[What you should do]:
Word for word, transcribe the lines below and drop the pictures.

[Data listing]:
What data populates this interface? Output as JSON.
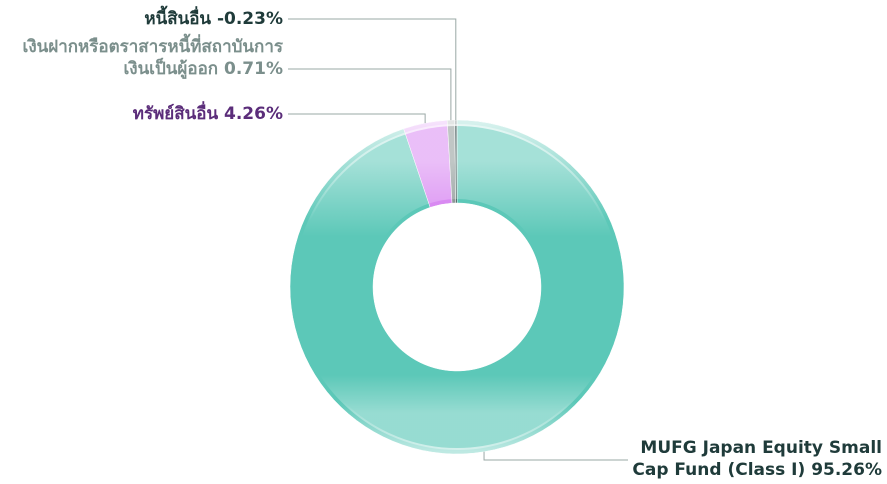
{
  "chart_data": {
    "type": "donut",
    "categories": [
      "MUFG Japan Equity Small Cap Fund (Class I)",
      "ทรัพย์สินอื่น",
      "เงินฝากหรือตราสารหนี้ที่สถาบันการเงินเป็นผู้ออก",
      "หนี้สินอื่น"
    ],
    "values": [
      95.26,
      4.26,
      0.71,
      -0.23
    ],
    "value_labels": [
      "95.26%",
      "4.26%",
      "0.71%",
      "-0.23%"
    ],
    "colors": [
      "#5cc8b8",
      "#d98af2",
      "#8c9896",
      "#1f3b3a"
    ],
    "label_colors": [
      "#1f3b3a",
      "#5b2d7a",
      "#7b8f8c",
      "#1f3b3a"
    ]
  }
}
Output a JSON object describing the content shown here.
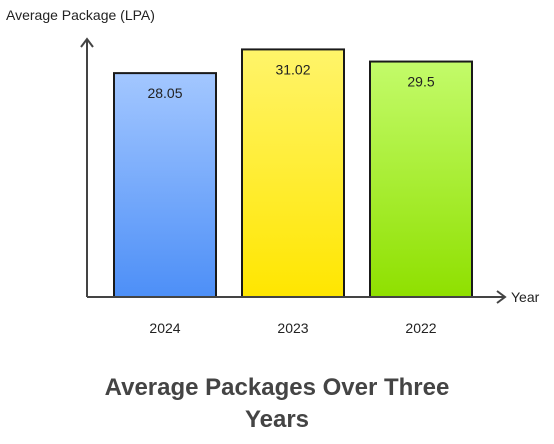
{
  "chart_data": {
    "type": "bar",
    "title_lines": [
      "Average Packages Over Three",
      "Years"
    ],
    "xlabel": "Year",
    "ylabel": "Average Package (LPA)",
    "categories": [
      "2024",
      "2023",
      "2022"
    ],
    "values": [
      28.05,
      31.02,
      29.5
    ],
    "value_labels": [
      "28.05",
      "31.02",
      "29.5"
    ],
    "ylim": [
      0,
      32.2
    ],
    "grid": false,
    "legend": "none",
    "bar_colors": [
      {
        "top": "#a3c7ff",
        "bottom": "#4d8ff7"
      },
      {
        "top": "#fff46a",
        "bottom": "#ffe600"
      },
      {
        "top": "#c3fb6a",
        "bottom": "#8fe000"
      }
    ],
    "bar_stroke": "#1a1a1a",
    "axis_color": "#444444"
  }
}
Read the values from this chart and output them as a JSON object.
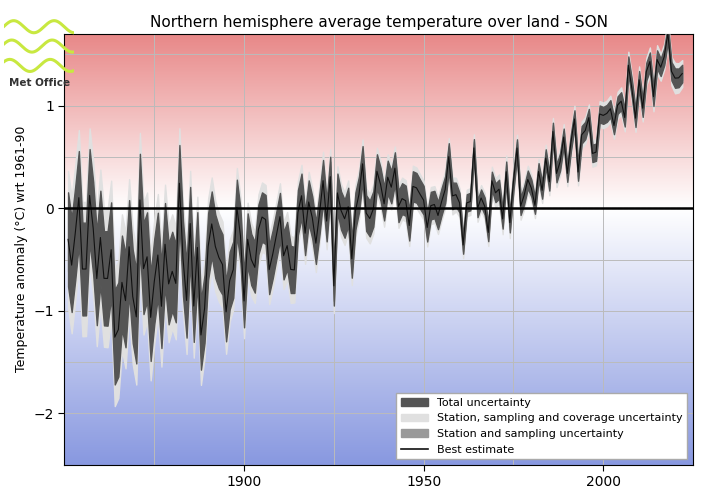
{
  "title": "Northern hemisphere average temperature over land - SON",
  "ylabel": "Temperature anomaly (°C) wrt 1961-90",
  "xlim": [
    1850,
    2025
  ],
  "ylim": [
    -2.5,
    1.7
  ],
  "yticks": [
    -2,
    -1,
    0,
    1
  ],
  "xticks": [
    1900,
    1950,
    2000
  ],
  "color_total_unc": "#555555",
  "color_coverage_unc": "#e0e0e0",
  "color_sampling_unc": "#999999",
  "color_best_estimate": "#111111",
  "zero_line_color": "#000000",
  "dashed_zero_color": "#555555",
  "grid_color": "#bbbbbb",
  "warm_top": "#e88888",
  "warm_zero": "#f8d0d0",
  "cool_zero": "#d0d8f8",
  "cool_bot": "#8898e0",
  "legend_labels": [
    "Total uncertainty",
    "Station, sampling and coverage uncertainty",
    "Station and sampling uncertainty",
    "Best estimate"
  ],
  "metoffice_text": "Met Office",
  "logo_colors": [
    "#c8e840",
    "#c8e840",
    "#c8e840"
  ]
}
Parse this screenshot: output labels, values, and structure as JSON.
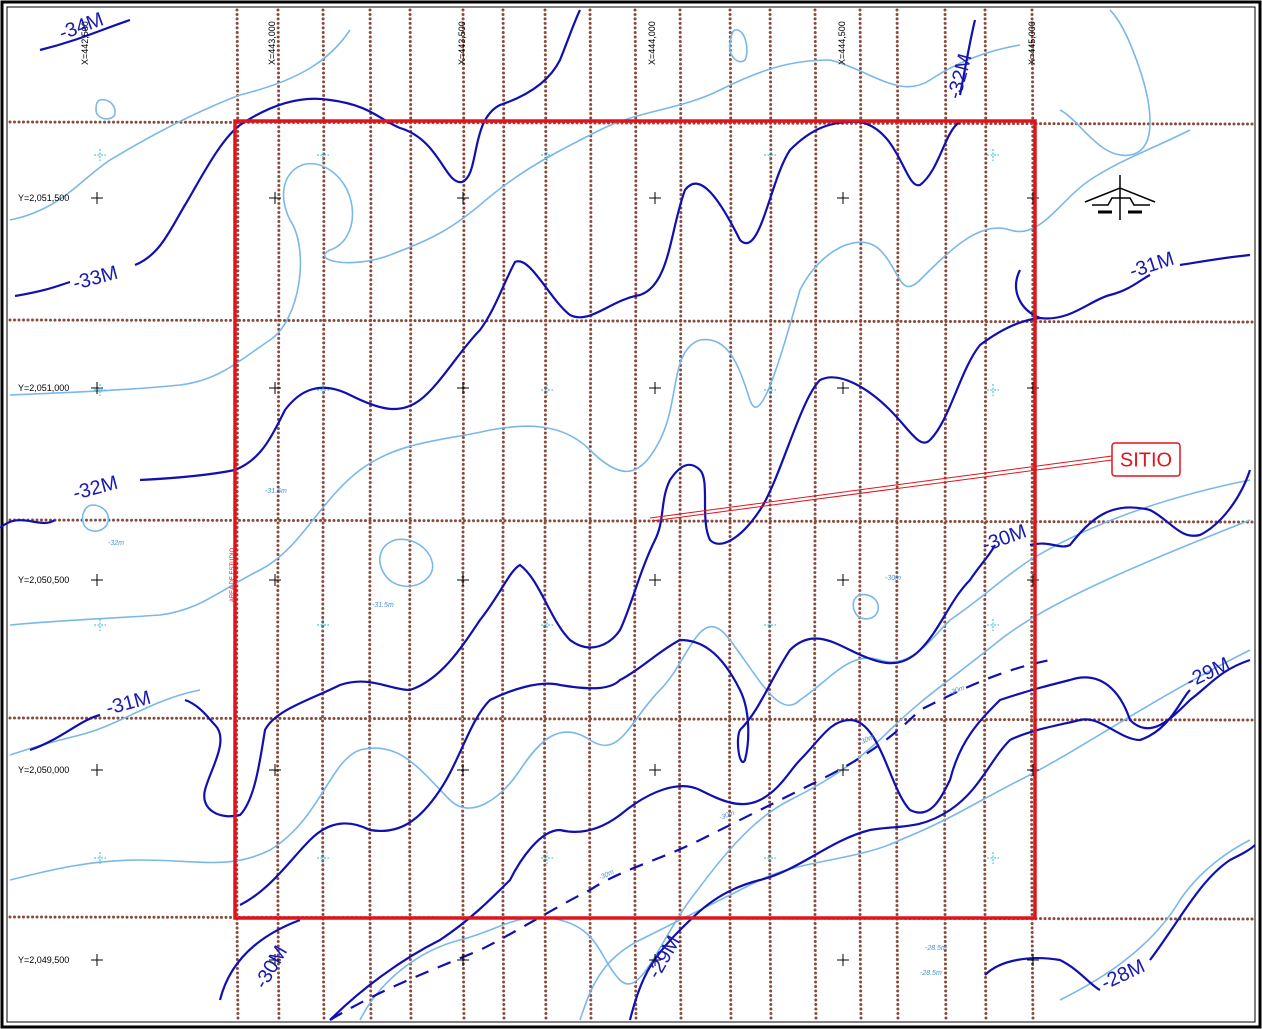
{
  "x_grid_labels": [
    "X=442,500",
    "X=443,000",
    "X=443,500",
    "X=444,000",
    "X=444,500",
    "X=445,000"
  ],
  "y_grid_labels": [
    "Y=2,051,500",
    "Y=2,051,000",
    "Y=2,050,500",
    "Y=2,050,000",
    "Y=2,049,500"
  ],
  "contour_labels": [
    "-34M",
    "-33M",
    "-32M",
    "-31M",
    "-32M",
    "-31M",
    "-30M",
    "-29M",
    "-30M",
    "-29M",
    "-28M"
  ],
  "minor_contour_labels": [
    "-31.5m",
    "-32m",
    "-31.5m",
    "-30m",
    "-30m",
    "-30m",
    "-30m",
    "-30m",
    "-28.5m",
    "-28.5m"
  ],
  "site_label": "SITIO",
  "area_label": "AREA DE ESTUDIO"
}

[Written response]:
What data populates this interface? Output as JSON.
{
  "chart_data": {
    "type": "donut",
    "categories": [
      "MUFG Japan Equity Small Cap Fund (Class I)",
      "ทรัพย์สินอื่น",
      "เงินฝากหรือตราสารหนี้ที่สถาบันการเงินเป็นผู้ออก",
      "หนี้สินอื่น"
    ],
    "values": [
      95.26,
      4.26,
      0.71,
      -0.23
    ],
    "value_labels": [
      "95.26%",
      "4.26%",
      "0.71%",
      "-0.23%"
    ],
    "colors": [
      "#5cc8b8",
      "#d98af2",
      "#8c9896",
      "#1f3b3a"
    ],
    "label_colors": [
      "#1f3b3a",
      "#5b2d7a",
      "#7b8f8c",
      "#1f3b3a"
    ]
  }
}
Output a JSON object describing the content shown here.
{
  "chart_data": {
    "type": "bar",
    "title_lines": [
      "Average Packages Over Three",
      "Years"
    ],
    "xlabel": "Year",
    "ylabel": "Average Package (LPA)",
    "categories": [
      "2024",
      "2023",
      "2022"
    ],
    "values": [
      28.05,
      31.02,
      29.5
    ],
    "value_labels": [
      "28.05",
      "31.02",
      "29.5"
    ],
    "ylim": [
      0,
      32.2
    ],
    "grid": false,
    "legend": "none",
    "bar_colors": [
      {
        "top": "#a3c7ff",
        "bottom": "#4d8ff7"
      },
      {
        "top": "#fff46a",
        "bottom": "#ffe600"
      },
      {
        "top": "#c3fb6a",
        "bottom": "#8fe000"
      }
    ],
    "bar_stroke": "#1a1a1a",
    "axis_color": "#444444"
  }
}
Read the values from this chart and output them as a JSON object.
{
  "title": "Northern hemisphere average temperature over land - SON",
  "ylabel": "Temperature anomaly (°C) wrt 1961-90",
  "xlim": [
    1850,
    2025
  ],
  "ylim": [
    -2.5,
    1.7
  ],
  "yticks": [
    -2,
    -1,
    0,
    1
  ],
  "xticks": [
    1900,
    1950,
    2000
  ],
  "color_total_unc": "#555555",
  "color_coverage_unc": "#e0e0e0",
  "color_sampling_unc": "#999999",
  "color_best_estimate": "#111111",
  "zero_line_color": "#000000",
  "dashed_zero_color": "#555555",
  "grid_color": "#bbbbbb",
  "warm_top": "#e88888",
  "warm_zero": "#f8d0d0",
  "cool_zero": "#d0d8f8",
  "cool_bot": "#8898e0",
  "legend_labels": [
    "Total uncertainty",
    "Station, sampling and coverage uncertainty",
    "Station and sampling uncertainty",
    "Best estimate"
  ],
  "metoffice_text": "Met Office",
  "logo_colors": [
    "#c8e840",
    "#c8e840",
    "#c8e840"
  ]
}
Parse this screenshot: output labels, values, and structure as JSON.
{
  "x_grid_labels": [
    "X=442,500",
    "X=443,000",
    "X=443,500",
    "X=444,000",
    "X=444,500",
    "X=445,000"
  ],
  "y_grid_labels": [
    "Y=2,051,500",
    "Y=2,051,000",
    "Y=2,050,500",
    "Y=2,050,000",
    "Y=2,049,500"
  ],
  "contour_labels": [
    "-34M",
    "-33M",
    "-32M",
    "-31M",
    "-32M",
    "-31M",
    "-30M",
    "-29M",
    "-30M",
    "-29M",
    "-28M"
  ],
  "minor_contour_labels": [
    "-31.5m",
    "-32m",
    "-31.5m",
    "-30m",
    "-30m",
    "-30m",
    "-30m",
    "-30m",
    "-28.5m",
    "-28.5m"
  ],
  "site_label": "SITIO",
  "area_label": "AREA DE ESTUDIO"
}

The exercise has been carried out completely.